SUPPLIED DATA:
'''

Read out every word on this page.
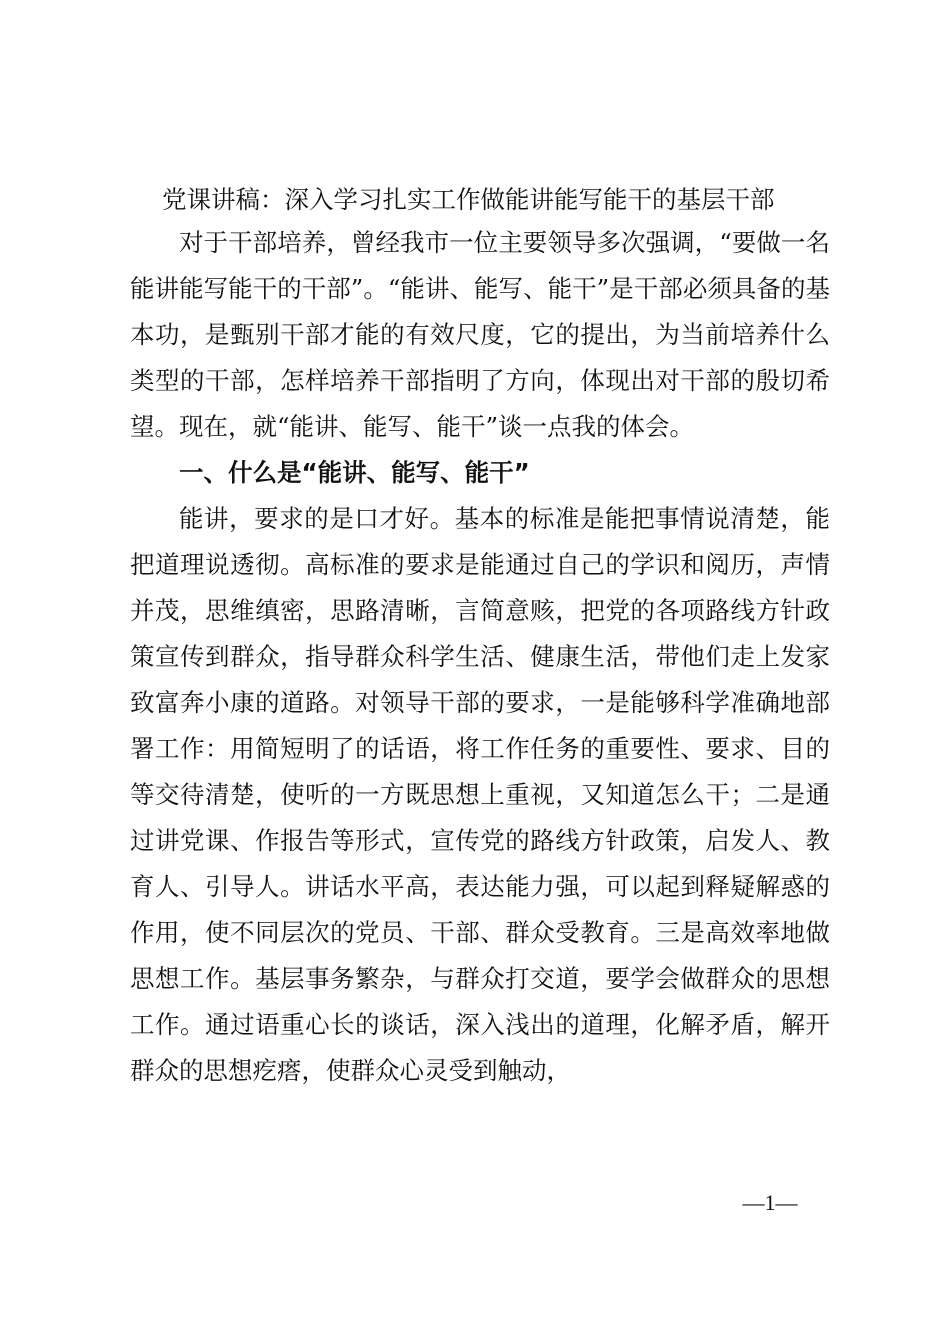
党课讲稿：深入学习扎实工作做能讲能写能干的基层干部

对于干部培养，曾经我市一位主要领导多次强调，“要做一名能讲能写能干的干部”。“能讲、能写、能干”是干部必须具备的基本功，是甄别干部才能的有效尺度，它的提出，为当前培养什么类型的干部，怎样培养干部指明了方向，体现出对干部的殷切希望。现在，就“能讲、能写、能干”谈一点我的体会。

一、什么是“能讲、能写、能干”

能讲，要求的是口才好。基本的标准是能把事情说清楚，能把道理说透彻。高标准的要求是能通过自己的学识和阅历，声情并茂，思维缜密，思路清晰，言简意赅，把党的各项路线方针政策宣传到群众，指导群众科学生活、健康生活，带他们走上发家致富奔小康的道路。对领导干部的要求，一是能够科学准确地部署工作：用简短明了的话语，将工作任务的重要性、要求、目的等交待清楚，使听的一方既思想上重视，又知道怎么干；二是通过讲党课、作报告等形式，宣传党的路线方针政策，启发人、教育人、引导人。讲话水平高，表达能力强，可以起到释疑解惑的作用，使不同层次的党员、干部、群众受教育。三是高效率地做思想工作。基层事务繁杂，与群众打交道，要学会做群众的思想工作。通过语重心长的谈话，深入浅出的道理，化解矛盾，解开群众的思想疙瘩，使群众心灵受到触动，

—1—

'''

PROBLEM TO WORK ON: Quote the material exactly. Pictures stay out.

EXPECTED ANSWER:
Read out every word on this page.
党课讲稿：深入学习扎实工作做能讲能写能干的基层干部

对于干部培养，曾经我市一位主要领导多次强调，“要做一名能讲能写能干的干部”。“能讲、能写、能干”是干部必须具备的基本功，是甄别干部才能的有效尺度，它的提出，为当前培养什么类型的干部，怎样培养干部指明了方向，体现出对干部的殷切希望。现在，就“能讲、能写、能干”谈一点我的体会。

一、什么是“能讲、能写、能干”

能讲，要求的是口才好。基本的标准是能把事情说清楚，能把道理说透彻。高标准的要求是能通过自己的学识和阅历，声情并茂，思维缜密，思路清晰，言简意赅，把党的各项路线方针政策宣传到群众，指导群众科学生活、健康生活，带他们走上发家致富奔小康的道路。对领导干部的要求，一是能够科学准确地部署工作：用简短明了的话语，将工作任务的重要性、要求、目的等交待清楚，使听的一方既思想上重视，又知道怎么干；二是通过讲党课、作报告等形式，宣传党的路线方针政策，启发人、教育人、引导人。讲话水平高，表达能力强，可以起到释疑解惑的作用，使不同层次的党员、干部、群众受教育。三是高效率地做思想工作。基层事务繁杂，与群众打交道，要学会做群众的思想工作。通过语重心长的谈话，深入浅出的道理，化解矛盾，解开群众的思想疙瘩，使群众心灵受到触动，

—1—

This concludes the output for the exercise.